*SOURCE EXTRACT*.
◆ ◆ ◆ ◆
Nonblocking and Asynchronous I/O¶

Blocking v.s. Nonblocking

blocking: halt the execution of the thread, waiting for I/O;
nonblocking: does not halt the execution of the thread for an extended time. Instead, it returns quickly.

Synchronous v.s. Asynchronous

asynchronous: returns immediately, without waiting for the I/O to complete; the completion of the I/O at some future time is communicated to the thread;
synchronous: returns until the I/O completed.

synchronous_asynchronous

Nonblocking v.s Asynchronous

nonblocking: returns immediately with whatever data are available—the full number of bytes requested, fewer, or none at all.
asynchronous: requests a transfer that will be performed in its entirety but will complete at some future time.

4 Kernel I/O Subsystem¶

kernel’s I/O subsystem provides several services — scheduling, buffering, caching, spooling, device reservation, and error handling.

Buffering¶

A buffer(缓冲), is a memory area that stores data being transferred between two devices or between a device and an application. Buffering is done for 3 reasons:

cope with a speed mismatch between the producer and consumer of a data stream
- the speed of receiving file via Internet is much slower than SSD.
provide adaptations for devices that have different data transfer sizes
- Such disparities are especially common in computer networking, where buffers are used widely for fragmentation and reassembly of messages.
support copy semantics for application I/O
- With copy semantics, the version of the data written to disk is guaranteed to be the version at the time of the application system call, independent of any subsequent changes in the application’s buffer.
- A simple way in which the operating system can guarantee copy semantics is for the write() system call to copy the application data into a kernel buffer before returning control to the application.

Caching¶

A cache(缓存) is a region of fast memory that holds copies of data.

Read Ahead Prefetching: fetch sequential blocks early. It exploit fact that most common file access is sequential by prefetching subsequent disk blocks ahead of current read request (if they are not already in memory).
Delayed Writes: disk writes are accumulated in the buffer cache for several seconds, so that large transfers are gathered to allow efficient write schedules. Flushed to disk periodically (e.g. in UNIX, every 30 sec).
◆ ◆ ◆ ◆
*PROVIDED INFORMATION*.
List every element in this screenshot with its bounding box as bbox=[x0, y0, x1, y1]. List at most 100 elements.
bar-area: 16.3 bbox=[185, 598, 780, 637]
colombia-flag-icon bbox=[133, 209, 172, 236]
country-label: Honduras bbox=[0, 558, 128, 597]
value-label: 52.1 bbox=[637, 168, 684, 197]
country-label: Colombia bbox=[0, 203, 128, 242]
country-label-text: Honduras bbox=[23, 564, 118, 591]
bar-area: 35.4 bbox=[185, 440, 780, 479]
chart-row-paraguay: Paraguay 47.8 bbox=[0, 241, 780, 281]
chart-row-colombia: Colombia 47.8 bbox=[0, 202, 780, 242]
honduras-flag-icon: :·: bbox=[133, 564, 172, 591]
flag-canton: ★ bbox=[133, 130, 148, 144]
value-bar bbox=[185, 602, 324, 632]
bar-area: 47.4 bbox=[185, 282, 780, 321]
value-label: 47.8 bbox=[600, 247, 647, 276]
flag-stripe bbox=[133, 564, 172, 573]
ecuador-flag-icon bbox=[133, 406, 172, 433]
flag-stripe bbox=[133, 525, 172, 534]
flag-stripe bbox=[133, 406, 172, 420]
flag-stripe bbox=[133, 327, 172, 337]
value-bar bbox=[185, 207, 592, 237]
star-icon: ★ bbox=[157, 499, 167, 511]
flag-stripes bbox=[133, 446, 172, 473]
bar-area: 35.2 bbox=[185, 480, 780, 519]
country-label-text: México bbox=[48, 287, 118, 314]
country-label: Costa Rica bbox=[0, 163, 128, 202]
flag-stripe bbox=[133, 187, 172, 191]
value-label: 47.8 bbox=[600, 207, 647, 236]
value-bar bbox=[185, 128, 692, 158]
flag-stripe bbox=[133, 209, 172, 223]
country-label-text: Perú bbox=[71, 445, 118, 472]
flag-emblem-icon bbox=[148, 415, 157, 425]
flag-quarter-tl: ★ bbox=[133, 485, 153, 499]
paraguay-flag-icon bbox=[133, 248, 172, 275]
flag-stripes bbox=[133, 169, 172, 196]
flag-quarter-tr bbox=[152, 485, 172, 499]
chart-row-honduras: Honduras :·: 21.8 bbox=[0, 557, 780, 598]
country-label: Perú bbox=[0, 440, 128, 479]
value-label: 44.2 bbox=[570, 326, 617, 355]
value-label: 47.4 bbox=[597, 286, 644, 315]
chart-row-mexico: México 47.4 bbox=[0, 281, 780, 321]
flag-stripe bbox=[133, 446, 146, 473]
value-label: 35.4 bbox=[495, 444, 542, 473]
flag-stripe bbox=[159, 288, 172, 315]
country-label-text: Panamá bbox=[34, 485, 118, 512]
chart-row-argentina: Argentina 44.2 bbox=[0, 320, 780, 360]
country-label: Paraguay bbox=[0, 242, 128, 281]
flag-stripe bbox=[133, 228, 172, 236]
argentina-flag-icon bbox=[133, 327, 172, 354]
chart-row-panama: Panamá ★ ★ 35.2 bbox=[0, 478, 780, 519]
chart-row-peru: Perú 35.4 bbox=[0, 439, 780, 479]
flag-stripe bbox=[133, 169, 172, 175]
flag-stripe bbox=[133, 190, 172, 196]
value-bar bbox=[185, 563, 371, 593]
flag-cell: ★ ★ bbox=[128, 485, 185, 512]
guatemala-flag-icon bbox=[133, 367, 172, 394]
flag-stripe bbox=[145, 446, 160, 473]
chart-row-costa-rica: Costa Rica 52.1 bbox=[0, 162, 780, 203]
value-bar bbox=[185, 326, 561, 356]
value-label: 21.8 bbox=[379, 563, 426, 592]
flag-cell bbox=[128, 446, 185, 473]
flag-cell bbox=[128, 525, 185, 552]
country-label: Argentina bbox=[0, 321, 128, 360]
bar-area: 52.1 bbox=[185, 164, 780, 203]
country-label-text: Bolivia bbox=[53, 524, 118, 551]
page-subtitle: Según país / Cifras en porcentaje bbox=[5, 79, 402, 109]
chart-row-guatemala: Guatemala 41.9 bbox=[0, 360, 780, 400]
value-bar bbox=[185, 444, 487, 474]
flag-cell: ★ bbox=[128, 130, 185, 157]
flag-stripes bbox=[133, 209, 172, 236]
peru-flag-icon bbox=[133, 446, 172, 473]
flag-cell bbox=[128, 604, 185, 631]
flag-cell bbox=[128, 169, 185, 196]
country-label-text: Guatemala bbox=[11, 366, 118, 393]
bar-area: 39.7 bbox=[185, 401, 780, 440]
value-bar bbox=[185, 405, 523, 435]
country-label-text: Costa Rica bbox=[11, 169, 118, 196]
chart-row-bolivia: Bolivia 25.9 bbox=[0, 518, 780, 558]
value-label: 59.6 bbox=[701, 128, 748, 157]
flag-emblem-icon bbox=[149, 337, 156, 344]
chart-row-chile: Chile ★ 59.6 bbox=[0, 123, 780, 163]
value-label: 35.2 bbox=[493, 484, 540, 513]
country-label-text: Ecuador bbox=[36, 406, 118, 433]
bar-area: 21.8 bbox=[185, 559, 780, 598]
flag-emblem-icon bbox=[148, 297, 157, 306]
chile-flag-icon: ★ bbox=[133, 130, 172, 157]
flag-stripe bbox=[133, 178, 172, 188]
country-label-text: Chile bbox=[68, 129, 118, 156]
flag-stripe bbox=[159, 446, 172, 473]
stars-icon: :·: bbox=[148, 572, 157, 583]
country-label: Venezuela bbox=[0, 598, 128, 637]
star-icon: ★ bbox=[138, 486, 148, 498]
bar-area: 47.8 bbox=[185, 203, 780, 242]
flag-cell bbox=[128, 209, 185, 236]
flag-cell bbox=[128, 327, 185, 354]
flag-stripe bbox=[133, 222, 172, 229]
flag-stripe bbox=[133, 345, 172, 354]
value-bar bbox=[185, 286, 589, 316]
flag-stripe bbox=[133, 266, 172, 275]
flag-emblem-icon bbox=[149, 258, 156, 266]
◆ ◆ ◆ ◆
*GIVEN PROBLEM*. Reproduce the passage of the I/O notes starting with "4 Kernel I/O" and going on through "reassembly of messages.", substituting "rate mismatch" for "speed mismatch". The records have no connection to the I/O notes.

*RESPONSE TO THIS TASK*.
4 Kernel I/O Subsystem¶

kernel’s I/O subsystem provides several services — scheduling, buffering, caching, spooling, device reservation, and error handling.

Buffering¶

A buffer(缓冲), is a memory area that stores data being transferred between two devices or between a device and an application. Buffering is done for 3 reasons:

cope with a rate mismatch between the producer and consumer of a data stream
- the speed of receiving file via Internet is much slower than SSD.
provide adaptations for devices that have different data transfer sizes
- Such disparities are especially common in computer networking, where buffers are used widely for fragmentation and reassembly of messages.